### WRITTEN INSTRUCTION
Make a verbatim copy of the entries below; pictures stay out.

--*--

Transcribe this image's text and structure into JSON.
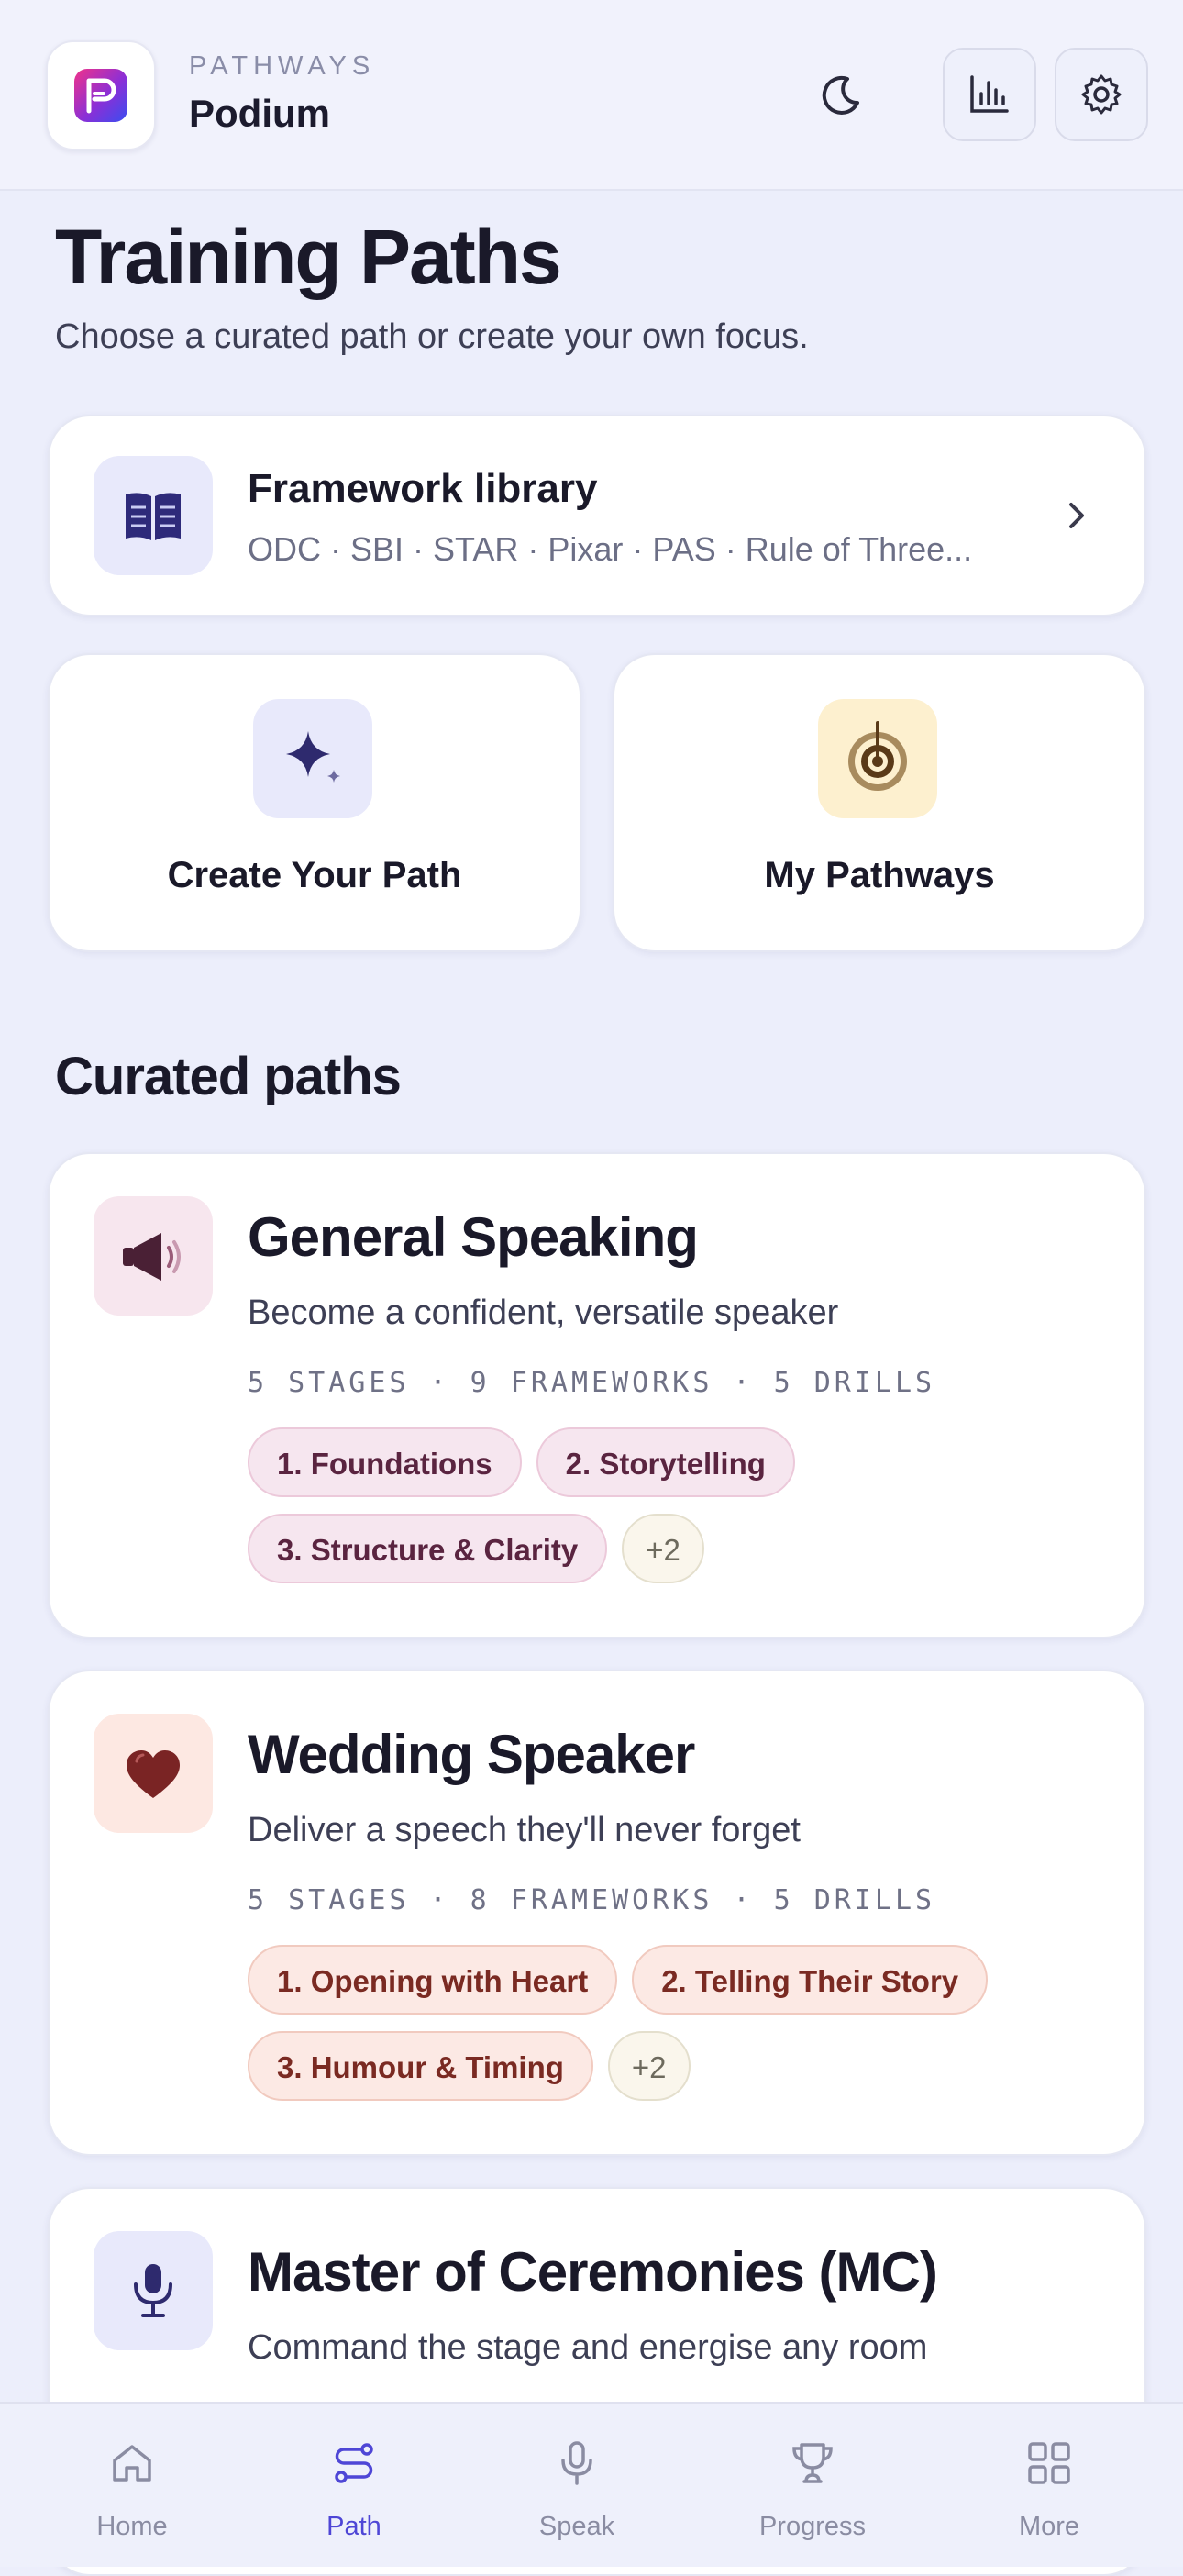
{
  "header": {
    "eyebrow": "PATHWAYS",
    "app_name": "Podium",
    "icons": [
      "app-logo",
      "moon-icon",
      "bar-chart-icon",
      "gear-icon"
    ]
  },
  "page": {
    "title": "Training Paths",
    "subtitle": "Choose a curated path or create your own focus."
  },
  "library": {
    "title": "Framework library",
    "subtitle": "ODC · SBI · STAR · Pixar · PAS · Rule of Three..."
  },
  "actions": [
    {
      "label": "Create Your Path",
      "icon": "sparkle-icon"
    },
    {
      "label": "My Pathways",
      "icon": "target-icon"
    }
  ],
  "curated": {
    "section_title": "Curated paths",
    "paths": [
      {
        "title": "General Speaking",
        "subtitle": "Become a confident, versatile speaker",
        "meta": "5 STAGES · 9 FRAMEWORKS · 5 DRILLS",
        "chips": [
          "1. Foundations",
          "2. Storytelling",
          "3. Structure & Clarity"
        ],
        "more": "+2",
        "icon": "megaphone-icon",
        "tile_color": "#f7e6ee"
      },
      {
        "title": "Wedding Speaker",
        "subtitle": "Deliver a speech they'll never forget",
        "meta": "5 STAGES · 8 FRAMEWORKS · 5 DRILLS",
        "chips": [
          "1. Opening with Heart",
          "2. Telling Their Story",
          "3. Humour & Timing"
        ],
        "more": "+2",
        "icon": "heart-icon",
        "tile_color": "#fde8e2"
      },
      {
        "title": "Master of Ceremonies (MC)",
        "subtitle": "Command the stage and energise any room",
        "icon": "microphone-icon",
        "tile_color": "#e8e9fb"
      }
    ]
  },
  "nav": {
    "active": "Path",
    "accent": "#4e46d6",
    "items": [
      {
        "label": "Home",
        "icon": "home-icon"
      },
      {
        "label": "Path",
        "icon": "path-icon"
      },
      {
        "label": "Speak",
        "icon": "microphone-icon"
      },
      {
        "label": "Progress",
        "icon": "trophy-icon"
      },
      {
        "label": "More",
        "icon": "grid-icon"
      }
    ]
  }
}
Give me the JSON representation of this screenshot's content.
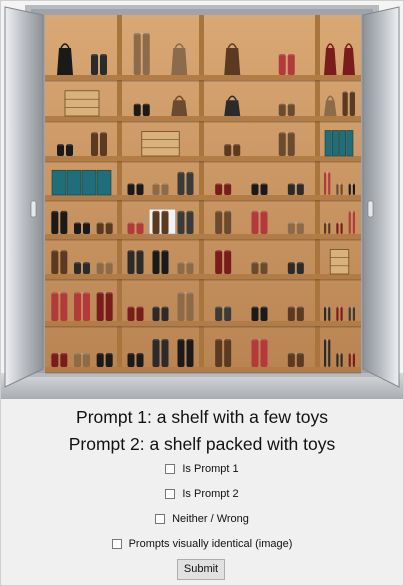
{
  "image": {
    "alt": "Open metal cabinet with wooden shelves holding shoes, handbags and boxes"
  },
  "prompts": {
    "prompt1": "Prompt 1: a shelf with a few toys",
    "prompt2": "Prompt 2: a shelf packed with toys"
  },
  "options": [
    {
      "label": "Is Prompt 1",
      "checked": false
    },
    {
      "label": "Is Prompt 2",
      "checked": false
    },
    {
      "label": "Neither / Wrong",
      "checked": false
    },
    {
      "label": "Prompts visually identical (image)",
      "checked": false
    }
  ],
  "submit_label": "Submit",
  "colors": {
    "page_bg": "#f0f0f0",
    "wood": "#c8955f",
    "wood_dark": "#8a5a2e",
    "metal": "#c9ccd0",
    "teal_box": "#1f6e7a"
  }
}
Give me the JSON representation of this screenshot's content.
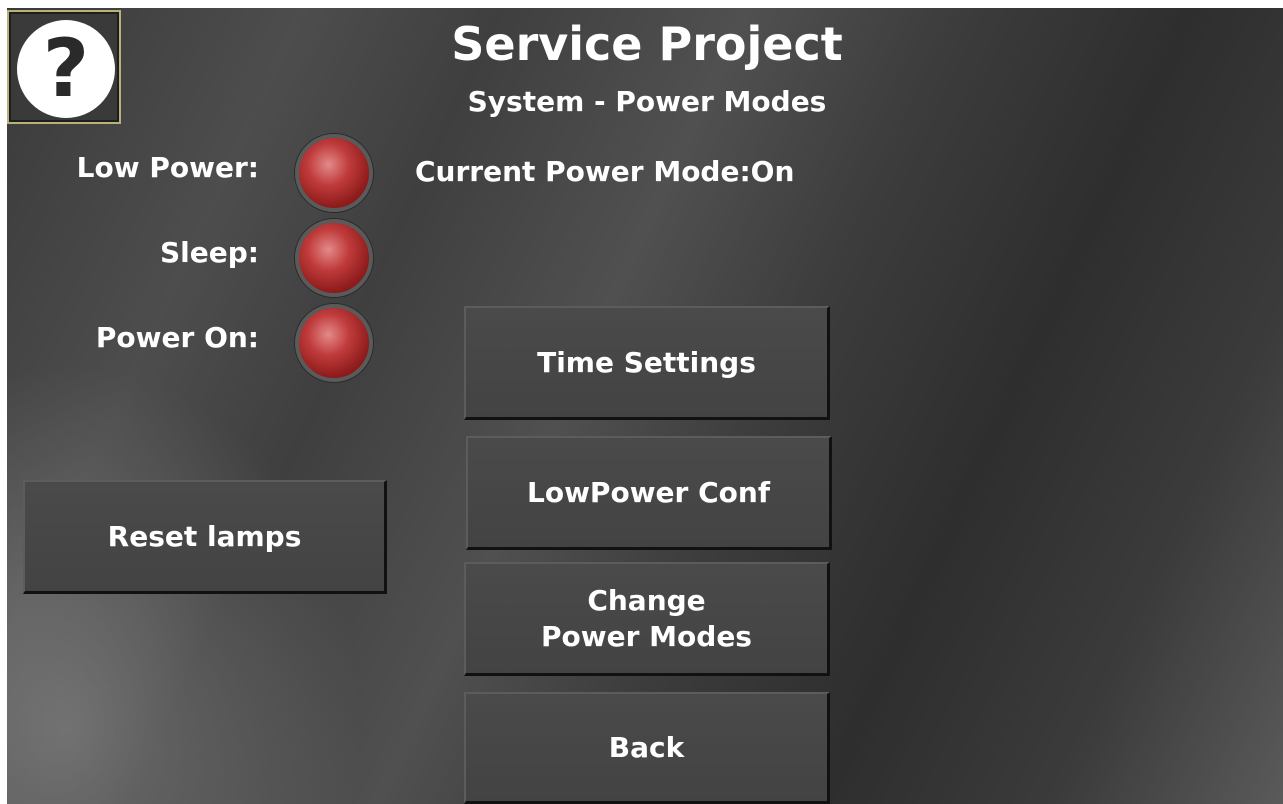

--*--

### EXERCISE RESPONSE
Transcribe this image's text and structure into JSON.
{
  "header": {
    "eyebrow": "PATHWAYS",
    "app_name": "Podium",
    "icons": [
      "app-logo",
      "moon-icon",
      "bar-chart-icon",
      "gear-icon"
    ]
  },
  "page": {
    "title": "Training Paths",
    "subtitle": "Choose a curated path or create your own focus."
  },
  "library": {
    "title": "Framework library",
    "subtitle": "ODC · SBI · STAR · Pixar · PAS · Rule of Three..."
  },
  "actions": [
    {
      "label": "Create Your Path",
      "icon": "sparkle-icon"
    },
    {
      "label": "My Pathways",
      "icon": "target-icon"
    }
  ],
  "curated": {
    "section_title": "Curated paths",
    "paths": [
      {
        "title": "General Speaking",
        "subtitle": "Become a confident, versatile speaker",
        "meta": "5 STAGES · 9 FRAMEWORKS · 5 DRILLS",
        "chips": [
          "1. Foundations",
          "2. Storytelling",
          "3. Structure & Clarity"
        ],
        "more": "+2",
        "icon": "megaphone-icon",
        "tile_color": "#f7e6ee"
      },
      {
        "title": "Wedding Speaker",
        "subtitle": "Deliver a speech they'll never forget",
        "meta": "5 STAGES · 8 FRAMEWORKS · 5 DRILLS",
        "chips": [
          "1. Opening with Heart",
          "2. Telling Their Story",
          "3. Humour & Timing"
        ],
        "more": "+2",
        "icon": "heart-icon",
        "tile_color": "#fde8e2"
      },
      {
        "title": "Master of Ceremonies (MC)",
        "subtitle": "Command the stage and energise any room",
        "icon": "microphone-icon",
        "tile_color": "#e8e9fb"
      }
    ]
  },
  "nav": {
    "active": "Path",
    "accent": "#4e46d6",
    "items": [
      {
        "label": "Home",
        "icon": "home-icon"
      },
      {
        "label": "Path",
        "icon": "path-icon"
      },
      {
        "label": "Speak",
        "icon": "microphone-icon"
      },
      {
        "label": "Progress",
        "icon": "trophy-icon"
      },
      {
        "label": "More",
        "icon": "grid-icon"
      }
    ]
  }
}
Give me the JSON representation of this screenshot's content.
{
  "image": {
    "alt": "Open metal cabinet with wooden shelves holding shoes, handbags and boxes"
  },
  "prompts": {
    "prompt1": "Prompt 1: a shelf with a few toys",
    "prompt2": "Prompt 2: a shelf packed with toys"
  },
  "options": [
    {
      "label": "Is Prompt 1",
      "checked": false
    },
    {
      "label": "Is Prompt 2",
      "checked": false
    },
    {
      "label": "Neither / Wrong",
      "checked": false
    },
    {
      "label": "Prompts visually identical (image)",
      "checked": false
    }
  ],
  "submit_label": "Submit",
  "colors": {
    "page_bg": "#f0f0f0",
    "wood": "#c8955f",
    "wood_dark": "#8a5a2e",
    "metal": "#c9ccd0",
    "teal_box": "#1f6e7a"
  }
}
Give me the JSON representation of this screenshot's content.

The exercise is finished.